> _Exercise instructions_:
Reproduce the records below in their entirety, character for character.

> _Exercise materials_:
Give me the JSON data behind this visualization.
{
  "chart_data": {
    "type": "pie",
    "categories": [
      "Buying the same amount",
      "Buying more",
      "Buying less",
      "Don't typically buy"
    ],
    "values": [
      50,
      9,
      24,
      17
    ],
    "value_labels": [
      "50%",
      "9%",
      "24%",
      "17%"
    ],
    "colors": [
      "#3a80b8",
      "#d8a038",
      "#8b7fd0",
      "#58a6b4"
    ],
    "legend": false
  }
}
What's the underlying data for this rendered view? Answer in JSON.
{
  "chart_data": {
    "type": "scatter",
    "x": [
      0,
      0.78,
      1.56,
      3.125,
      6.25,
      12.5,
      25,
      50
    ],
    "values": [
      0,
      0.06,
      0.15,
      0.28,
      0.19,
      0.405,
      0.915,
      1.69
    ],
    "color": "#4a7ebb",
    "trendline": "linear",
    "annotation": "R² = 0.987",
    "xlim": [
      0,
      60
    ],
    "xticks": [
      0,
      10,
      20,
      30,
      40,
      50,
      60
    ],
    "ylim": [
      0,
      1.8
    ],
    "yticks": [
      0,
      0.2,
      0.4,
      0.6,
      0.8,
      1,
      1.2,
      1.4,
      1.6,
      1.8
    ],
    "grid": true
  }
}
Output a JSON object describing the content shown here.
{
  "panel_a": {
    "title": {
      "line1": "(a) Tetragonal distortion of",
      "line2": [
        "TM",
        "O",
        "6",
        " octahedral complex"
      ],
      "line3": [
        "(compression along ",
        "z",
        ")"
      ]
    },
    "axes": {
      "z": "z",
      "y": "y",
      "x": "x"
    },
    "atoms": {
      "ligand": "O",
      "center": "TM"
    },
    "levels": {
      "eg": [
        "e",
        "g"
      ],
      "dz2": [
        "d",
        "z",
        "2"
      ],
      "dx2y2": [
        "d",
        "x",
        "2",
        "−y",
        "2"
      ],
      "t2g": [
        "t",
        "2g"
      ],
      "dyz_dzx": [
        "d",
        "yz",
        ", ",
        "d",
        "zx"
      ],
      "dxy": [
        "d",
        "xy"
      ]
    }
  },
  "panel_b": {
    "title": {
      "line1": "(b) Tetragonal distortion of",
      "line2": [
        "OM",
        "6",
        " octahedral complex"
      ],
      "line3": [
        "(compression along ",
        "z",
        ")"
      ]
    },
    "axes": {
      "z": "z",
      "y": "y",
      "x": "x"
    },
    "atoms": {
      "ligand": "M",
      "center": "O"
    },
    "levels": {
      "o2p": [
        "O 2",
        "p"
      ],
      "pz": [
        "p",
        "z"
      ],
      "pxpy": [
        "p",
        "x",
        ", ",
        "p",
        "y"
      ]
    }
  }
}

> _Output below_:
Give me the JSON data behind this visualization.
{
  "chart_data": {
    "type": "pie",
    "categories": [
      "Buying the same amount",
      "Buying more",
      "Buying less",
      "Don't typically buy"
    ],
    "values": [
      50,
      9,
      24,
      17
    ],
    "value_labels": [
      "50%",
      "9%",
      "24%",
      "17%"
    ],
    "colors": [
      "#3a80b8",
      "#d8a038",
      "#8b7fd0",
      "#58a6b4"
    ],
    "legend": false
  }
}
What's the underlying data for this rendered view? Answer in JSON.
{
  "chart_data": {
    "type": "scatter",
    "x": [
      0,
      0.78,
      1.56,
      3.125,
      6.25,
      12.5,
      25,
      50
    ],
    "values": [
      0,
      0.06,
      0.15,
      0.28,
      0.19,
      0.405,
      0.915,
      1.69
    ],
    "color": "#4a7ebb",
    "trendline": "linear",
    "annotation": "R² = 0.987",
    "xlim": [
      0,
      60
    ],
    "xticks": [
      0,
      10,
      20,
      30,
      40,
      50,
      60
    ],
    "ylim": [
      0,
      1.8
    ],
    "yticks": [
      0,
      0.2,
      0.4,
      0.6,
      0.8,
      1,
      1.2,
      1.4,
      1.6,
      1.8
    ],
    "grid": true
  }
}
Output a JSON object describing the content shown here.
{
  "panel_a": {
    "title": {
      "line1": "(a) Tetragonal distortion of",
      "line2": [
        "TM",
        "O",
        "6",
        " octahedral complex"
      ],
      "line3": [
        "(compression along ",
        "z",
        ")"
      ]
    },
    "axes": {
      "z": "z",
      "y": "y",
      "x": "x"
    },
    "atoms": {
      "ligand": "O",
      "center": "TM"
    },
    "levels": {
      "eg": [
        "e",
        "g"
      ],
      "dz2": [
        "d",
        "z",
        "2"
      ],
      "dx2y2": [
        "d",
        "x",
        "2",
        "−y",
        "2"
      ],
      "t2g": [
        "t",
        "2g"
      ],
      "dyz_dzx": [
        "d",
        "yz",
        ", ",
        "d",
        "zx"
      ],
      "dxy": [
        "d",
        "xy"
      ]
    }
  },
  "panel_b": {
    "title": {
      "line1": "(b) Tetragonal distortion of",
      "line2": [
        "OM",
        "6",
        " octahedral complex"
      ],
      "line3": [
        "(compression along ",
        "z",
        ")"
      ]
    },
    "axes": {
      "z": "z",
      "y": "y",
      "x": "x"
    },
    "atoms": {
      "ligand": "M",
      "center": "O"
    },
    "levels": {
      "o2p": [
        "O 2",
        "p"
      ],
      "pz": [
        "p",
        "z"
      ],
      "pxpy": [
        "p",
        "x",
        ", ",
        "p",
        "y"
      ]
    }
  }
}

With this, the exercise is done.